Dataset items
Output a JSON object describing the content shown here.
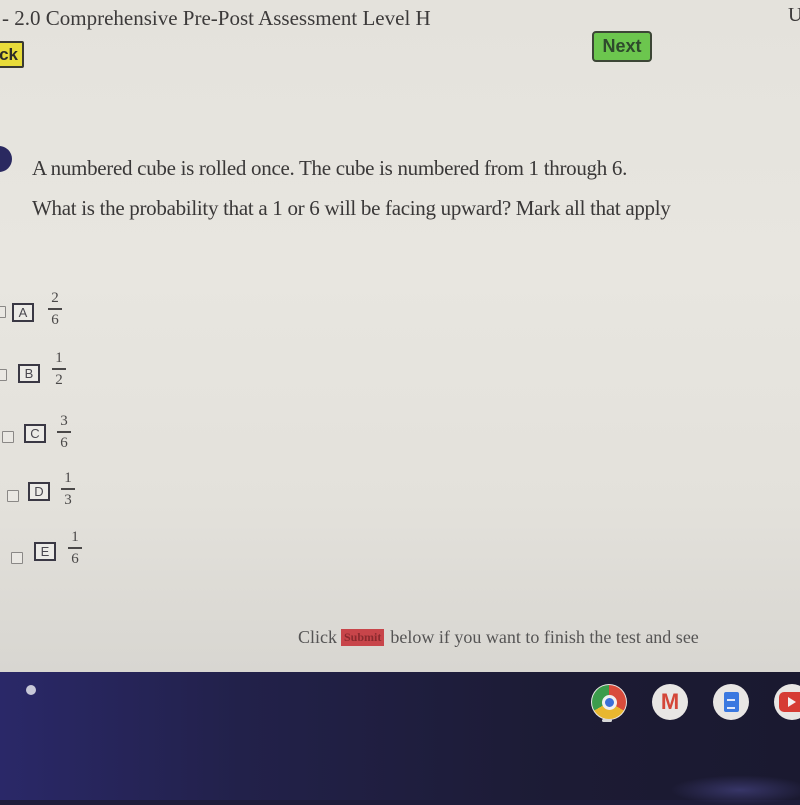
{
  "header": {
    "title": "2.0 Comprehensive Pre-Post Assessment Level H",
    "title_prefix_cut": "-",
    "title_right_cut": "U",
    "back_label": "ck",
    "next_label": "Next"
  },
  "question": {
    "line1": "A numbered cube is rolled once.  The cube is numbered from 1 through 6.",
    "line2": "What is the probability that a 1 or 6 will be facing upward?  Mark all that apply"
  },
  "options": [
    {
      "letter": "A",
      "numerator": "2",
      "denominator": "6",
      "checked": false
    },
    {
      "letter": "B",
      "numerator": "1",
      "denominator": "2",
      "checked": false
    },
    {
      "letter": "C",
      "numerator": "3",
      "denominator": "6",
      "checked": false
    },
    {
      "letter": "D",
      "numerator": "1",
      "denominator": "3",
      "checked": false
    },
    {
      "letter": "E",
      "numerator": "1",
      "denominator": "6",
      "checked": false
    }
  ],
  "footer": {
    "before": "Click",
    "submit_word": "Submit",
    "after": "below if you want to finish the test and see"
  },
  "shelf": {
    "apps": [
      {
        "name": "Chrome",
        "icon": "chrome-icon",
        "running": true
      },
      {
        "name": "Gmail",
        "icon": "gmail-icon",
        "glyph": "M"
      },
      {
        "name": "Docs",
        "icon": "docs-icon"
      },
      {
        "name": "YouTube",
        "icon": "youtube-icon"
      }
    ]
  },
  "colors": {
    "next_button": "#6cc64e",
    "back_button": "#e8dc3a",
    "submit_highlight": "#c8454a",
    "shelf": "#1e1c3a"
  }
}
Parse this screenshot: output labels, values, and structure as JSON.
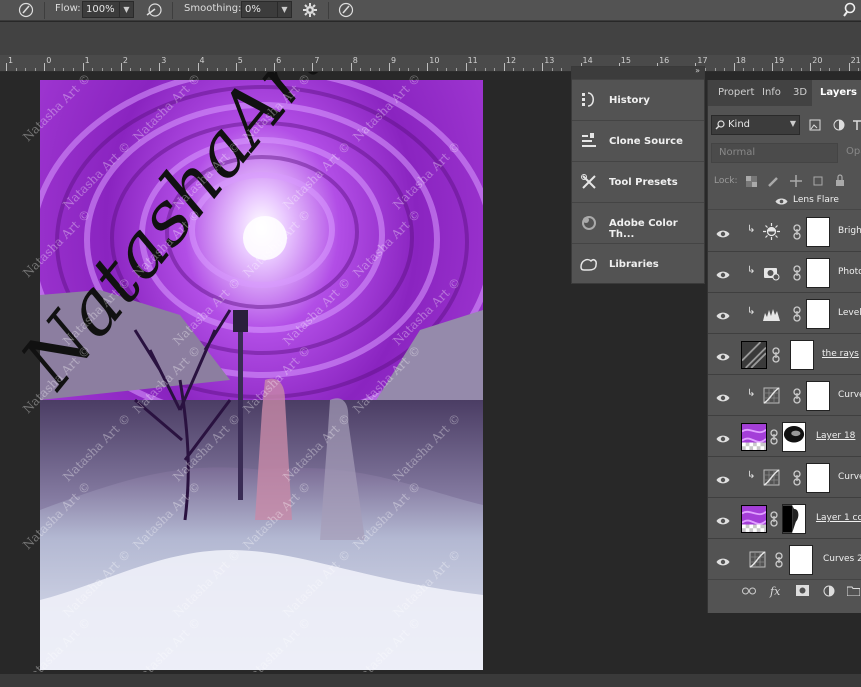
{
  "options_bar": {
    "flow_label": "Flow:",
    "flow_value": "100%",
    "smoothing_label": "Smoothing:",
    "smoothing_value": "0%",
    "icons": [
      "brush-icon",
      "airbrush-icon",
      "gear-icon",
      "pressure-icon",
      "search-icon"
    ]
  },
  "ruler": {
    "ticks": [
      "1",
      "0",
      "1",
      "2",
      "3",
      "4",
      "5",
      "6",
      "7",
      "8",
      "9",
      "10",
      "11",
      "12",
      "13",
      "14",
      "15",
      "16",
      "17",
      "18",
      "19",
      "20",
      "21"
    ]
  },
  "watermark": {
    "big_text": "NatashaArt",
    "repeat_text": "Natasha Art ©"
  },
  "collapsed_panels": {
    "items": [
      {
        "label": "History",
        "icon": "history-icon"
      },
      {
        "label": "Clone Source",
        "icon": "clone-source-icon"
      },
      {
        "label": "Tool Presets",
        "icon": "tool-presets-icon"
      },
      {
        "label": "Adobe Color Th...",
        "icon": "adobe-color-icon"
      },
      {
        "label": "Libraries",
        "icon": "libraries-icon"
      }
    ],
    "collapse_glyph": "»"
  },
  "layers_panel": {
    "tabs": [
      "Propert",
      "Info",
      "3D",
      "Layers"
    ],
    "active_tab": "Layers",
    "filter_value": "Kind",
    "blend_mode": "Normal",
    "opacity_label": "Opa",
    "lock_label": "Lock:",
    "effect_label": "Lens Flare",
    "layers": [
      {
        "name": "Brigh",
        "kind": "brightness"
      },
      {
        "name": "Photo",
        "kind": "photo-filter"
      },
      {
        "name": "Level",
        "kind": "levels"
      },
      {
        "name": "the rays",
        "kind": "pixel"
      },
      {
        "name": "Curve",
        "kind": "curves"
      },
      {
        "name": "Layer 18",
        "kind": "pixel"
      },
      {
        "name": "Curve",
        "kind": "curves"
      },
      {
        "name": "Layer 1 co",
        "kind": "pixel"
      },
      {
        "name": "Curves 2",
        "kind": "curves"
      }
    ],
    "footer_icons": [
      "link-icon",
      "fx-icon",
      "mask-icon",
      "adjustment-icon",
      "folder-icon"
    ],
    "fx_label": "fx"
  },
  "colors": {
    "ui_panel": "#535353",
    "ui_dark": "#282828",
    "sky_purple": "#9b30c8"
  }
}
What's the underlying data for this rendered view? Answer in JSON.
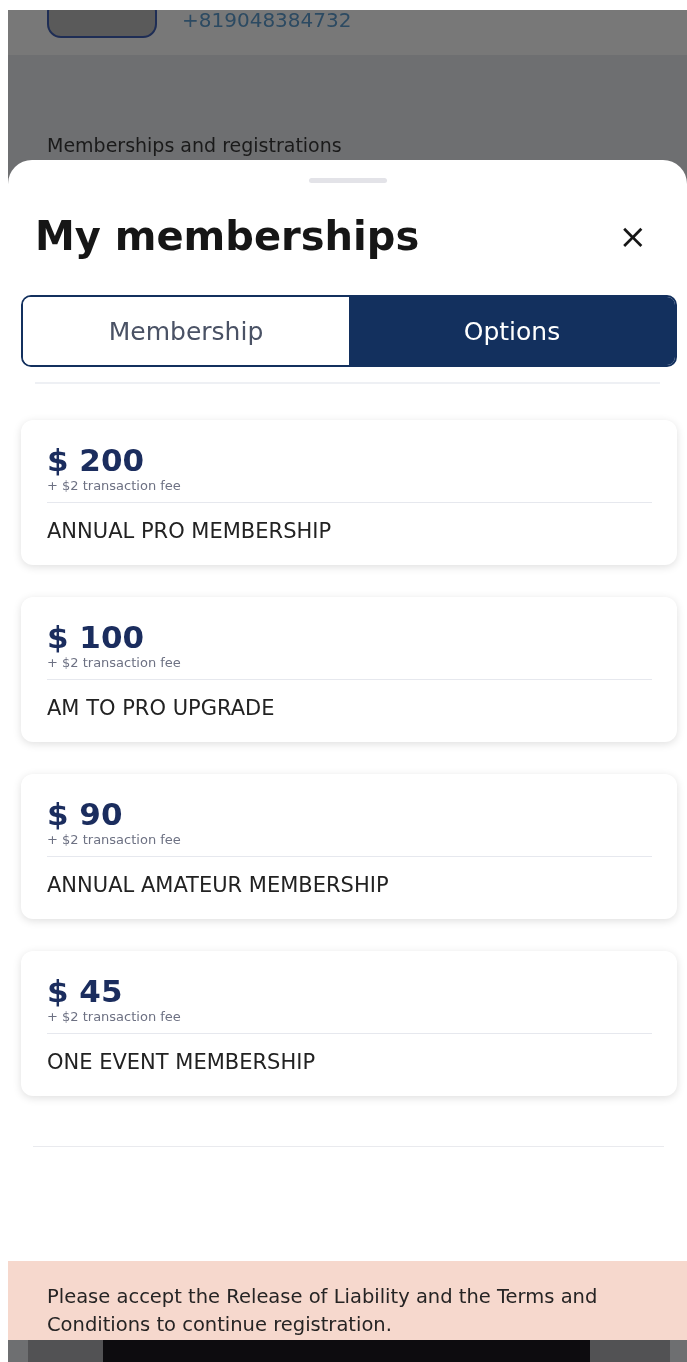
{
  "background": {
    "phone": "+819048384732",
    "section_title": "Memberships and registrations"
  },
  "sheet": {
    "title": "My memberships",
    "close": "×",
    "tabs": [
      {
        "label": "Membership",
        "selected": false
      },
      {
        "label": "Options",
        "selected": true
      }
    ],
    "options": [
      {
        "price": "$ 200",
        "fee": "+ $2 transaction fee",
        "name": "ANNUAL PRO MEMBERSHIP"
      },
      {
        "price": "$ 100",
        "fee": "+ $2 transaction fee",
        "name": "AM TO PRO UPGRADE"
      },
      {
        "price": "$ 90",
        "fee": "+ $2 transaction fee",
        "name": "ANNUAL AMATEUR MEMBERSHIP"
      },
      {
        "price": "$ 45",
        "fee": "+ $2 transaction fee",
        "name": "ONE EVENT MEMBERSHIP"
      }
    ]
  },
  "banner": {
    "message": "Please accept the Release of Liability and the Terms and Conditions to continue registration."
  }
}
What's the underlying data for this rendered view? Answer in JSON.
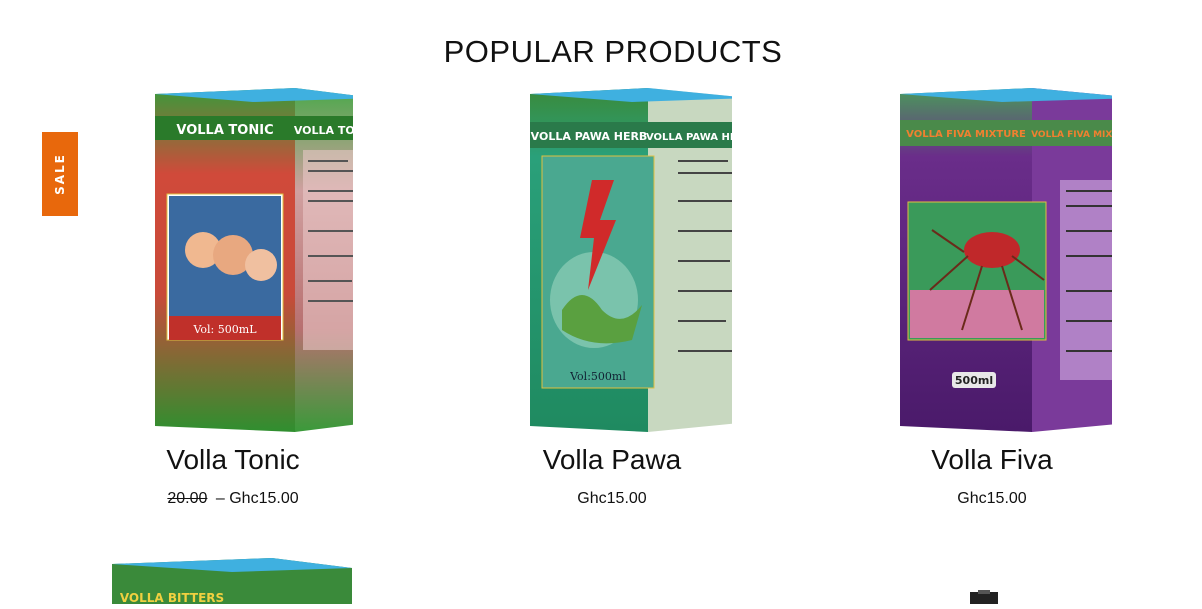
{
  "section": {
    "title": "POPULAR PRODUCTS"
  },
  "badges": {
    "sale": "SALE"
  },
  "products": [
    {
      "name": "Volla Tonic",
      "box_title_front": "VOLLA TONIC",
      "box_title_side": "VOLLA TONIC",
      "volume": "Vol: 500mL",
      "price_old": "20.00",
      "price_sep": "–",
      "price": "Ghc15.00",
      "accent": "#2f8f2f"
    },
    {
      "name": "Volla Pawa",
      "box_title_front": "VOLLA PAWA HERB",
      "box_title_side": "VOLLA PAWA HERB",
      "volume": "Vol:500ml",
      "price": "Ghc15.00",
      "accent": "#1f9a7a"
    },
    {
      "name": "Volla Fiva",
      "box_title_front": "VOLLA FIVA MIXTURE",
      "box_title_side": "VOLLA FIVA MIXTURE",
      "volume": "500ml",
      "price": "Ghc15.00",
      "accent": "#6a2d8a"
    }
  ],
  "next_row": {
    "box_title": "VOLLA BITTERS"
  },
  "colors": {
    "sale_tab": "#e8680c",
    "text": "#111111"
  }
}
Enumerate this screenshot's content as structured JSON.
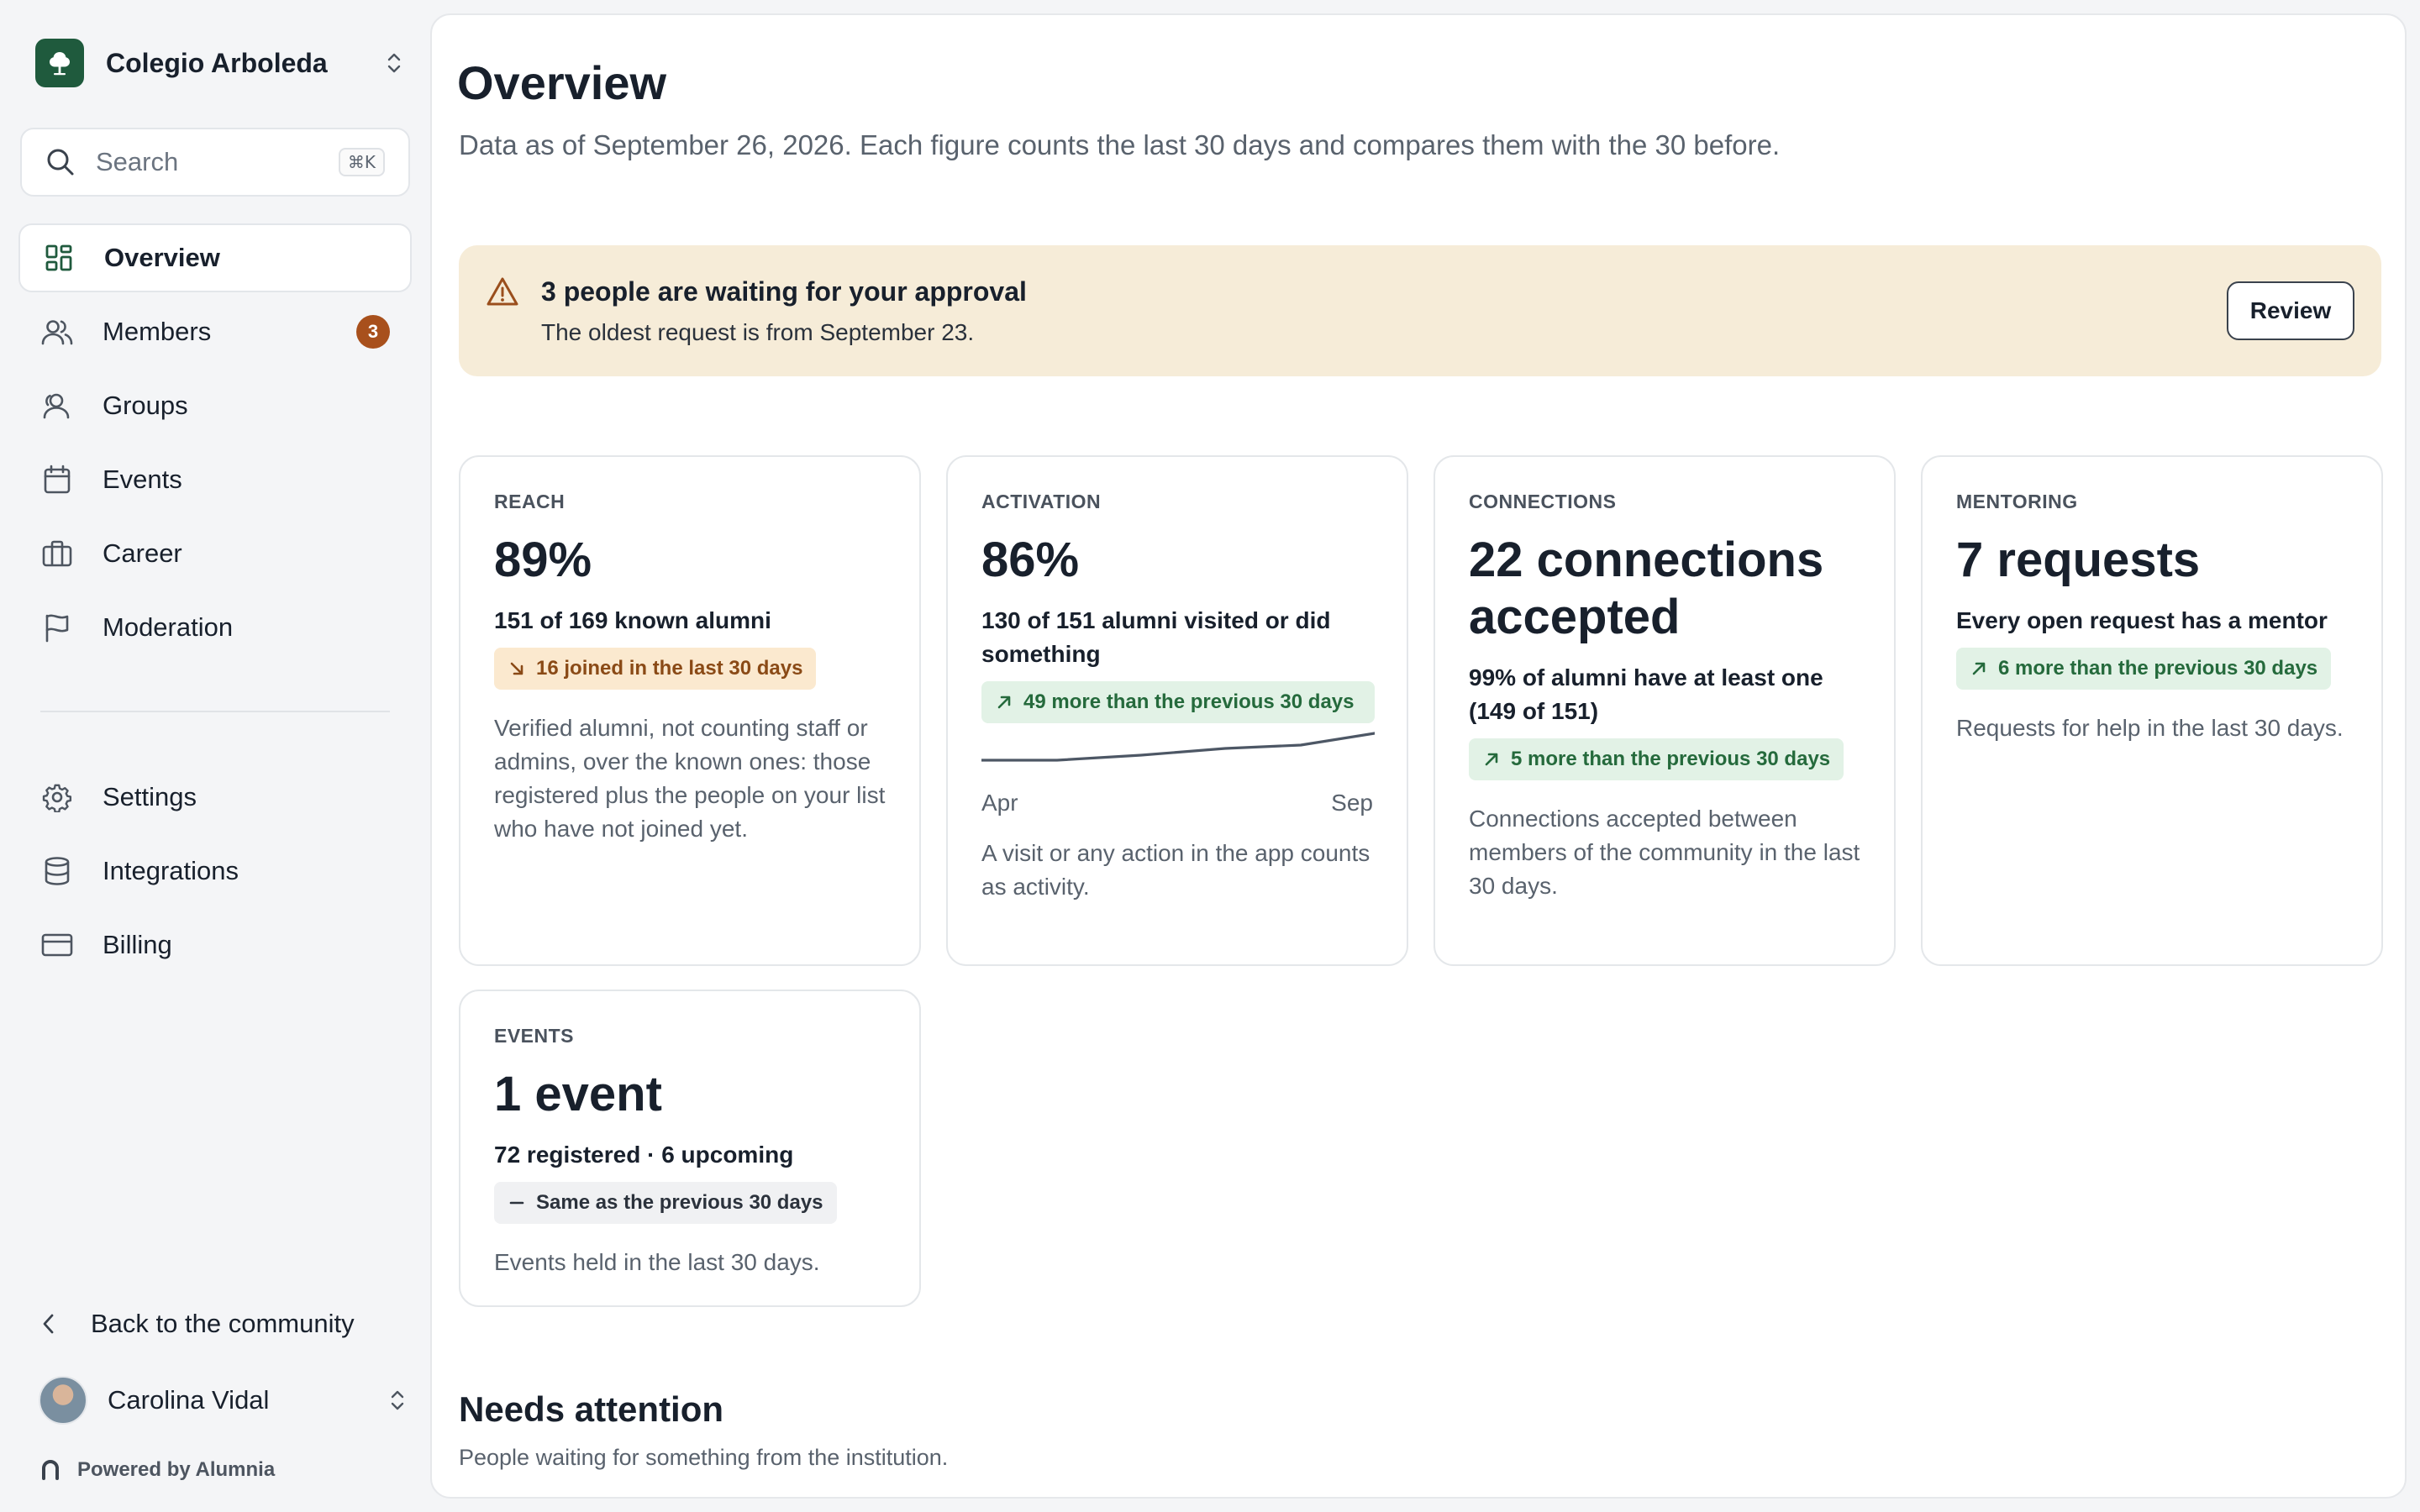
{
  "sidebar": {
    "org_name": "Colegio Arboleda",
    "search": {
      "placeholder": "Search",
      "shortcut": "⌘K"
    },
    "items": [
      {
        "label": "Overview",
        "icon": "dashboard-icon",
        "active": true
      },
      {
        "label": "Members",
        "icon": "users-icon",
        "badge": "3"
      },
      {
        "label": "Groups",
        "icon": "user-group-icon"
      },
      {
        "label": "Events",
        "icon": "calendar-icon"
      },
      {
        "label": "Career",
        "icon": "briefcase-icon"
      },
      {
        "label": "Moderation",
        "icon": "flag-icon"
      }
    ],
    "secondary_items": [
      {
        "label": "Settings",
        "icon": "gear-icon"
      },
      {
        "label": "Integrations",
        "icon": "database-icon"
      },
      {
        "label": "Billing",
        "icon": "credit-card-icon"
      }
    ],
    "back_label": "Back to the community",
    "user_name": "Carolina Vidal",
    "powered_by": "Powered by Alumnia"
  },
  "main": {
    "title": "Overview",
    "subtitle": "Data as of September 26, 2026. Each figure counts the last 30 days and compares them with the 30 before.",
    "alert": {
      "title": "3 people are waiting for your approval",
      "description": "The oldest request is from September 23.",
      "button": "Review"
    },
    "cards": {
      "reach": {
        "label": "REACH",
        "value": "89%",
        "detail": "151 of 169 known alumni",
        "pill": "16 joined in the last 30 days",
        "description": "Verified alumni, not counting staff or admins, over the known ones: those registered plus the people on your list who have not joined yet."
      },
      "activation": {
        "label": "ACTIVATION",
        "value": "86%",
        "detail": "130 of 151 alumni visited or did something",
        "pill": "49 more than the previous 30 days",
        "spark_start": "Apr",
        "spark_end": "Sep",
        "description": "A visit or any action in the app counts as activity."
      },
      "connections": {
        "label": "CONNECTIONS",
        "value": "22 connections accepted",
        "detail": "99% of alumni have at least one (149 of 151)",
        "pill": "5 more than the previous 30 days",
        "description": "Connections accepted between members of the community in the last 30 days."
      },
      "mentoring": {
        "label": "MENTORING",
        "value": "7 requests",
        "detail": "Every open request has a mentor",
        "pill": "6 more than the previous 30 days",
        "description": "Requests for help in the last 30 days."
      },
      "events": {
        "label": "EVENTS",
        "value": "1 event",
        "detail": "72 registered · 6 upcoming",
        "pill": "Same as the previous 30 days",
        "description": "Events held in the last 30 days."
      }
    },
    "needs_attention": {
      "title": "Needs attention",
      "subtitle": "People waiting for something from the institution."
    }
  },
  "colors": {
    "brand": "#1f5a3d",
    "badge": "#a8501c",
    "alert_bg": "#f6ecd8",
    "positive_bg": "#e2f2e6",
    "positive_text": "#256a3c",
    "warn_bg": "#fbe9cf",
    "warn_text": "#8a4a16"
  }
}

EXERCISE DETAILS: Pull out all lines containing "previous".

OUTPUT FOR THIS EXERCISE:
        "pill": "49 more than the previous 30 days",
        "pill": "5 more than the previous 30 days",
        "pill": "6 more than the previous 30 days",
        "pill": "Same as the previous 30 days",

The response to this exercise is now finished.